**Exercise**
Pick every line with "JSON" from the material below.

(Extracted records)
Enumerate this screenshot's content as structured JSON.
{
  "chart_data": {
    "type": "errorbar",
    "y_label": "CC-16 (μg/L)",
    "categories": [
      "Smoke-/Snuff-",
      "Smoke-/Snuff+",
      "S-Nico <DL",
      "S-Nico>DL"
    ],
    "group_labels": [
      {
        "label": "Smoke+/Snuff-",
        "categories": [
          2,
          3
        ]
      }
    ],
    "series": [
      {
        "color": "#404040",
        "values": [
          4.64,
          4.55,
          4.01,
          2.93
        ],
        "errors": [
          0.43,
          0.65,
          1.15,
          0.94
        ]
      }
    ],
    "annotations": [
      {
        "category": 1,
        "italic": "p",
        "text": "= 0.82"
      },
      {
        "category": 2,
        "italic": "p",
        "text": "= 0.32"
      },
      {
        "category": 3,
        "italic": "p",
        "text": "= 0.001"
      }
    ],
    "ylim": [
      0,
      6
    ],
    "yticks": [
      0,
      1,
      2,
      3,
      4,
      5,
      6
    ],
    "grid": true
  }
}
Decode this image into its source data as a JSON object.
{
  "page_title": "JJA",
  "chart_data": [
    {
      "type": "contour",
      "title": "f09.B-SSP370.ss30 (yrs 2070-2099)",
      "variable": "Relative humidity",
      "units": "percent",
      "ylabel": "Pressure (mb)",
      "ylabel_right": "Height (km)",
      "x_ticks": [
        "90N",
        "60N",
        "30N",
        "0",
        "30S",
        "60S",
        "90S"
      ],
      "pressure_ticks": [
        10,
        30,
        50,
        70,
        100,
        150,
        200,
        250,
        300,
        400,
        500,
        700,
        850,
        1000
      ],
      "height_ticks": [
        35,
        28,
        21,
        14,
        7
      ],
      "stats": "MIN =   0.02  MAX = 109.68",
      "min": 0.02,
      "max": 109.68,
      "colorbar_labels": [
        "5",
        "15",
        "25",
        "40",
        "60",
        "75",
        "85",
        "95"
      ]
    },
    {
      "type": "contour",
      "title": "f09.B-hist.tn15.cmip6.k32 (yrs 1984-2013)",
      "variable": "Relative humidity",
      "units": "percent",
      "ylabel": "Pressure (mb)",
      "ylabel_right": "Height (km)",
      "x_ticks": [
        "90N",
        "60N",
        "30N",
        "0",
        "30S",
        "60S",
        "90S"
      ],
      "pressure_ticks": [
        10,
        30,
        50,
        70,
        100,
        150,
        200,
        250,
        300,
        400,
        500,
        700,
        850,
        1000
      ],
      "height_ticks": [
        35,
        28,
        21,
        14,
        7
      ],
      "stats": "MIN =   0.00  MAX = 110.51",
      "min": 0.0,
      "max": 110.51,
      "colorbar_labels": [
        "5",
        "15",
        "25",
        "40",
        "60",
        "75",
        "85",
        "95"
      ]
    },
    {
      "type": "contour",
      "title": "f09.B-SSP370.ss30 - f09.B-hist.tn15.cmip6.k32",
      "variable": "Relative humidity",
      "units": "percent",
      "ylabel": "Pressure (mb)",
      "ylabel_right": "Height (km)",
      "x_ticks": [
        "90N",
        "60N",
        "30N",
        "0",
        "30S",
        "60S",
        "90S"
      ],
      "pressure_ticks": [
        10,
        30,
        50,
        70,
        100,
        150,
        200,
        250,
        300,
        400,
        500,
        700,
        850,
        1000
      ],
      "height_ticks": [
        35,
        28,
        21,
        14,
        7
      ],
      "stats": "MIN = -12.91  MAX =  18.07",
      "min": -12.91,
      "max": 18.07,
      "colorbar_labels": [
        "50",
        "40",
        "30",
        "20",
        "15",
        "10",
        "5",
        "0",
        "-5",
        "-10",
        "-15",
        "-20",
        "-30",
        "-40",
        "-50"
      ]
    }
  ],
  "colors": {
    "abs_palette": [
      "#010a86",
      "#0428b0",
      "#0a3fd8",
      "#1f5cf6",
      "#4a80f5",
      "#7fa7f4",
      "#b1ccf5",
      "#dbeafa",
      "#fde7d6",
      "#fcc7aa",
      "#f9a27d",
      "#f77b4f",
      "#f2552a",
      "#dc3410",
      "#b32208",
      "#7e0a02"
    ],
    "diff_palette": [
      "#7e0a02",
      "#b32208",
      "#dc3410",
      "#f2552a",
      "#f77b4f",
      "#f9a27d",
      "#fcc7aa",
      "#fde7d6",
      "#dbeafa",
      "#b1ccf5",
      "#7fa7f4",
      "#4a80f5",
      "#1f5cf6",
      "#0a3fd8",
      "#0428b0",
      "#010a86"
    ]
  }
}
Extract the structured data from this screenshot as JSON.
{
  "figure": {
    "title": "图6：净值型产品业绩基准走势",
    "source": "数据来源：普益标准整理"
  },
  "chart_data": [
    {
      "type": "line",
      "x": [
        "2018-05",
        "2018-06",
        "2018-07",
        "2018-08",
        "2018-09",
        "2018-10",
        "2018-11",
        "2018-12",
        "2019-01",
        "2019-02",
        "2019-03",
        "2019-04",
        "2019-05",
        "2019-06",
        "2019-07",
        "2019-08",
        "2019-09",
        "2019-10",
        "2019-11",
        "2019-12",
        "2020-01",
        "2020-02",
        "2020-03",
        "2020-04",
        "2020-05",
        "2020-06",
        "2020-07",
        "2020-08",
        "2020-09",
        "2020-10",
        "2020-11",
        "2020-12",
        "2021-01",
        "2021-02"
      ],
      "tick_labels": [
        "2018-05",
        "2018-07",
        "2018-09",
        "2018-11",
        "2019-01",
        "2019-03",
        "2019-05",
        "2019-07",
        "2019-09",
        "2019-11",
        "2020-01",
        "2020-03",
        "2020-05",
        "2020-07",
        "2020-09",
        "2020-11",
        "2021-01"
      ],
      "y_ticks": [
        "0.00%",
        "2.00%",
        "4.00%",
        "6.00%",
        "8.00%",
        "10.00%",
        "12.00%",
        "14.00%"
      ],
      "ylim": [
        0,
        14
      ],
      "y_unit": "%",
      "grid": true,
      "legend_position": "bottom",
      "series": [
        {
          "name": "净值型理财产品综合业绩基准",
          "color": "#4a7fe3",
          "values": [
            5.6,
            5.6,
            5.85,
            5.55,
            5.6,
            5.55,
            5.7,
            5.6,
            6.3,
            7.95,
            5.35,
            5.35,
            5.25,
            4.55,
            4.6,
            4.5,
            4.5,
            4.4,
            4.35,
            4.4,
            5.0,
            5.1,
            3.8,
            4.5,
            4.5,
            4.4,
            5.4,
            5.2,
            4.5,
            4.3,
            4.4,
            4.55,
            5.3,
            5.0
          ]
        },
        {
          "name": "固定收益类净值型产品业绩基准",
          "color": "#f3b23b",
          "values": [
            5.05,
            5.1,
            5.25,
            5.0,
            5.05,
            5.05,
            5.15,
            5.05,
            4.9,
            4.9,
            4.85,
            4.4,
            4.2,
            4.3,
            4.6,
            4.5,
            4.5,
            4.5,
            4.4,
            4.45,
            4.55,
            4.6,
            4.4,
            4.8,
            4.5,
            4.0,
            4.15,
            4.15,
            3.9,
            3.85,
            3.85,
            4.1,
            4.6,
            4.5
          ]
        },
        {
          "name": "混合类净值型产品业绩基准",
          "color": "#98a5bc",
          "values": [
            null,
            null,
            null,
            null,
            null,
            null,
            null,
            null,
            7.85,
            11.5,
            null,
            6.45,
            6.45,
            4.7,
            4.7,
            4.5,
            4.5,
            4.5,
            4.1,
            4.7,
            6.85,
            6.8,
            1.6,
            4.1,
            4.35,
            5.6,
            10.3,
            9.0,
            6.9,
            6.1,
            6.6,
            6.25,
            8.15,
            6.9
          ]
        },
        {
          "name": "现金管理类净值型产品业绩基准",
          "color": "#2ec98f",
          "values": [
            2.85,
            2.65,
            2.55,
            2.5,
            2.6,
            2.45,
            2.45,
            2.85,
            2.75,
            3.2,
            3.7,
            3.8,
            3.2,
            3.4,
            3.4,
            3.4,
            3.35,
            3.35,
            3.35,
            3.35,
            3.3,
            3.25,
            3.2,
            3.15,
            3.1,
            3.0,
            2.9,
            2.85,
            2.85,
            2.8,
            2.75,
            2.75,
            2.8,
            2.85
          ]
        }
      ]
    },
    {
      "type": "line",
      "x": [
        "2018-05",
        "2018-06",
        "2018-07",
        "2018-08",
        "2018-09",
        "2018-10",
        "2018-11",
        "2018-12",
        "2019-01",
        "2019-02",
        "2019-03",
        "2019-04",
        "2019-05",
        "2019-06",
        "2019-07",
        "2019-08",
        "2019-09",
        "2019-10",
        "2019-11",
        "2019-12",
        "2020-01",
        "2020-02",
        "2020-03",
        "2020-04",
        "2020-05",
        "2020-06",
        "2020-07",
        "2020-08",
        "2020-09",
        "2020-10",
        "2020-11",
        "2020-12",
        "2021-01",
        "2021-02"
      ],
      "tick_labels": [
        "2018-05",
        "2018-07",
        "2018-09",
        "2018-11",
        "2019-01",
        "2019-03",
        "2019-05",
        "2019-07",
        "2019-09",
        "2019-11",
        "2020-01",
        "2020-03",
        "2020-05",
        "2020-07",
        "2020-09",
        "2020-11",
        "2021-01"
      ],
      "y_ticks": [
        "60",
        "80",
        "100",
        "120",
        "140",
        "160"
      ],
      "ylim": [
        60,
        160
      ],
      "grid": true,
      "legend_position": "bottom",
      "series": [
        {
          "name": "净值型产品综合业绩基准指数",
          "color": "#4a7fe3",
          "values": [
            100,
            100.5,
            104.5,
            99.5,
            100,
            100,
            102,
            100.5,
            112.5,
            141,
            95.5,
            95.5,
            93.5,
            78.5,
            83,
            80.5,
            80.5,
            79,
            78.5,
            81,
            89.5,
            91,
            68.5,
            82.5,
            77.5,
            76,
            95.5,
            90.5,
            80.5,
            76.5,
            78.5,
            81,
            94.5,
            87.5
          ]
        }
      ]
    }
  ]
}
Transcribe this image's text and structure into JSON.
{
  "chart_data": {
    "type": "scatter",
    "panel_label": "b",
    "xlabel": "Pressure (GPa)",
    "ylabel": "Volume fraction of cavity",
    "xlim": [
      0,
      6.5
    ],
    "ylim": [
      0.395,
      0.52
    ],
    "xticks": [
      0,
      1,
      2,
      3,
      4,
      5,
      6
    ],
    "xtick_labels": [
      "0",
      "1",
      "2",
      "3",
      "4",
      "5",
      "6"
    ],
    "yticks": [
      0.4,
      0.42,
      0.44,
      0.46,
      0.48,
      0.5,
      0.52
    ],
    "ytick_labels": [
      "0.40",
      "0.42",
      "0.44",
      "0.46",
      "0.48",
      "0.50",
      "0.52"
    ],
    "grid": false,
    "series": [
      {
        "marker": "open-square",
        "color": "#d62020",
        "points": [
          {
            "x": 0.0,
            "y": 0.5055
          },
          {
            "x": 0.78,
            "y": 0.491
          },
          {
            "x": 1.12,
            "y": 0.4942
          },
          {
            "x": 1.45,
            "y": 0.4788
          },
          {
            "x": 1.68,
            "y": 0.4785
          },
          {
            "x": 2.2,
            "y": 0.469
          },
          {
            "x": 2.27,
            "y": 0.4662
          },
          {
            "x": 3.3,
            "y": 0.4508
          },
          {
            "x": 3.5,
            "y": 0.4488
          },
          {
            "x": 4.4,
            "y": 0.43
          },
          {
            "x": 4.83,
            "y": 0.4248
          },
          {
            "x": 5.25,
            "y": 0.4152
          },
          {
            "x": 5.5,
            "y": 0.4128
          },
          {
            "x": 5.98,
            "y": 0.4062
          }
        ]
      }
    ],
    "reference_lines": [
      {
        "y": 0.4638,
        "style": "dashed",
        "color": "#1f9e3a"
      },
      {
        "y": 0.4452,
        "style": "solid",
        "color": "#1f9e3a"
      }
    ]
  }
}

**Written response**
Enumerate this screenshot's content as structured JSON.
Decode this image into its source data as a JSON object.
Extract the structured data from this screenshot as JSON.
Transcribe this image's text and structure into JSON.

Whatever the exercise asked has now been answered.